> [Data provided]:

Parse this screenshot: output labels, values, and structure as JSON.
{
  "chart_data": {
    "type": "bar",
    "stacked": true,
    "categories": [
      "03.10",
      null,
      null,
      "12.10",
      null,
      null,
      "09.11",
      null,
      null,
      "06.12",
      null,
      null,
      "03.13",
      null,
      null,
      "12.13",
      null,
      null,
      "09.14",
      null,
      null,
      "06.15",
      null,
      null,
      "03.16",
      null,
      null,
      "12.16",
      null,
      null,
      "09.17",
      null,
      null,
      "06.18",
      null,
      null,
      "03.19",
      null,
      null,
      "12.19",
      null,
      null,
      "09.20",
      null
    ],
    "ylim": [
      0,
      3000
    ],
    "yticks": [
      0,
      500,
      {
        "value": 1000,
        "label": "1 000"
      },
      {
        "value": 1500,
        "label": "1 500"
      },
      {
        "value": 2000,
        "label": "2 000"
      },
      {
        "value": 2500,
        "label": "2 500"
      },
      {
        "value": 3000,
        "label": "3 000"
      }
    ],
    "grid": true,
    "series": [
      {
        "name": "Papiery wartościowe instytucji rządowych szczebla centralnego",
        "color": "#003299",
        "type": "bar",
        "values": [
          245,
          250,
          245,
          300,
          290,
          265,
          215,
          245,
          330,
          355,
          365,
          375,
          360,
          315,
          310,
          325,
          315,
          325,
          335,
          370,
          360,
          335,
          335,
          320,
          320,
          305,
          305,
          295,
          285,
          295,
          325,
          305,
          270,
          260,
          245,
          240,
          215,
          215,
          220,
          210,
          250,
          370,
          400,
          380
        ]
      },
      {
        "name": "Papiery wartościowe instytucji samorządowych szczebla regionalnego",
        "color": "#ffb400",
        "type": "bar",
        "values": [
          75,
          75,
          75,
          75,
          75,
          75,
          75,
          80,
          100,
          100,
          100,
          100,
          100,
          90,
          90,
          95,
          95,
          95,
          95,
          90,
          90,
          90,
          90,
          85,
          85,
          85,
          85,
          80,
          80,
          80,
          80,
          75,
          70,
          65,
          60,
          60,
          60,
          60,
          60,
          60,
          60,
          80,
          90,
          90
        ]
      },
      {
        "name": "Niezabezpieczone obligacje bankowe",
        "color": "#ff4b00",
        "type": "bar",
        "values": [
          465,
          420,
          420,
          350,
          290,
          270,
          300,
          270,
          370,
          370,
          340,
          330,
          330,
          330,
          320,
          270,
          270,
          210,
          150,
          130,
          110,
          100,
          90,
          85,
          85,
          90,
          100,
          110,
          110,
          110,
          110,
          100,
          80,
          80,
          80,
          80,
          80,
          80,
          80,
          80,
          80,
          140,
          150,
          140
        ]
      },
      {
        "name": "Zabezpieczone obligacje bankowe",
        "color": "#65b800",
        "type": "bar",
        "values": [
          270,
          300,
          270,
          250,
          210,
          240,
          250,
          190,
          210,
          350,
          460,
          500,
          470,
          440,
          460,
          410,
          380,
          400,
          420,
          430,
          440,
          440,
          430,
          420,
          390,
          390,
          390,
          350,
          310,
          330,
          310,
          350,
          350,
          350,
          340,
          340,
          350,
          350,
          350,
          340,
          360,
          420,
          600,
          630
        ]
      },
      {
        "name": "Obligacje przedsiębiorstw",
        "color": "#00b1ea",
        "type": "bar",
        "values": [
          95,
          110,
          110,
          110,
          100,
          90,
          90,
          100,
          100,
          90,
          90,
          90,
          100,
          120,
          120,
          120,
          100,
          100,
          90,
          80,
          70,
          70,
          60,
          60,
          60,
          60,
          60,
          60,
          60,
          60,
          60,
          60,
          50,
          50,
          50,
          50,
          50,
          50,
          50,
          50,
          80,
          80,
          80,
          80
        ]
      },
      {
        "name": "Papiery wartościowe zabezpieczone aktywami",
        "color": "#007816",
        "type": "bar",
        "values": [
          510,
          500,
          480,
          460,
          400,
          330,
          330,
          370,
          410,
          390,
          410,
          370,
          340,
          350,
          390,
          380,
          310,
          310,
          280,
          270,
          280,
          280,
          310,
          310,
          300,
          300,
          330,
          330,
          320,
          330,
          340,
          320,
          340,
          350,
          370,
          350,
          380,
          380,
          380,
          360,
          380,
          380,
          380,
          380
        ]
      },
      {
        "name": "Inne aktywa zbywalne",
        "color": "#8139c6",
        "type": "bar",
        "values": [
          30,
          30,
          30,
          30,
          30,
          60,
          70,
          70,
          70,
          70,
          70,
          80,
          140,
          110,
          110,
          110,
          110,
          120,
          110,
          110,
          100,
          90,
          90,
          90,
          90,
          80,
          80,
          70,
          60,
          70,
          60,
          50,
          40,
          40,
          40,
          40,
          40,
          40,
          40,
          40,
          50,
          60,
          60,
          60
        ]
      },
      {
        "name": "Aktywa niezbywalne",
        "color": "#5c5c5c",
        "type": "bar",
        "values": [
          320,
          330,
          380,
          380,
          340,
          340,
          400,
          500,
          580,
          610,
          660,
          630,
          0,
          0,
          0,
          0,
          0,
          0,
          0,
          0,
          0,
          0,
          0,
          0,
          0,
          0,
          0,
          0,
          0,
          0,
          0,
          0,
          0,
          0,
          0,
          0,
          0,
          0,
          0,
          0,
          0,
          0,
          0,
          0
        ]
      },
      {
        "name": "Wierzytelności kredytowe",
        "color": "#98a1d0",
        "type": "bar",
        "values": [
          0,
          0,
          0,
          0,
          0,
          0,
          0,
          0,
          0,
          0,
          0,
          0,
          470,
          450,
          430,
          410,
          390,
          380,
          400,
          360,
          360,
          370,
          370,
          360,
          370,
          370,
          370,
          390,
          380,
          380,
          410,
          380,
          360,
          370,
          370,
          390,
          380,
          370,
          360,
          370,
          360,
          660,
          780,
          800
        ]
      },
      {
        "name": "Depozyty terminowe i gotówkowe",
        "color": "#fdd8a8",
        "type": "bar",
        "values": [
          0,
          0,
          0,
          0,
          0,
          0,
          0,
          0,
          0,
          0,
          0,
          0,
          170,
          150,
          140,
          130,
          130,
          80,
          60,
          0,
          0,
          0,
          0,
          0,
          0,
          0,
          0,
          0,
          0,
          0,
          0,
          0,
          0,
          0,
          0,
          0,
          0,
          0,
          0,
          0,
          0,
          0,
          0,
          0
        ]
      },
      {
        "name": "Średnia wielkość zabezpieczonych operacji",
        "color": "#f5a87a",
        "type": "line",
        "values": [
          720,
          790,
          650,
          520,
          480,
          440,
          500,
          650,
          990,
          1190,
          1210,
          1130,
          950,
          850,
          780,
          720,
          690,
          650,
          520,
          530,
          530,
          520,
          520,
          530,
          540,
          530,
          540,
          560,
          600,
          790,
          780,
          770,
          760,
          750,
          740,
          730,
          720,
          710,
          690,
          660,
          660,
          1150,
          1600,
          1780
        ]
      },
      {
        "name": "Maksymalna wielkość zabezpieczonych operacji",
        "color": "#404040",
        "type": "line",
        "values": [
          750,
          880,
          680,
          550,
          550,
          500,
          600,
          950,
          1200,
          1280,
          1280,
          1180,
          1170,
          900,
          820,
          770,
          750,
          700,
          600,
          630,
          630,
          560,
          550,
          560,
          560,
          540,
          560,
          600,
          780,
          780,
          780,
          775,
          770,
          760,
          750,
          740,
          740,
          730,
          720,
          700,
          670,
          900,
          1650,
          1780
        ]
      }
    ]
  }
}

> [What you should do]:
Copy out the lines that hold "Papiery".

> [Finished answer]:
        "name": "Papiery wartościowe instytucji rządowych szczebla centralnego",
        "name": "Papiery wartościowe instytucji samorządowych szczebla regionalnego",
        "name": "Papiery wartościowe zabezpieczone aktywami",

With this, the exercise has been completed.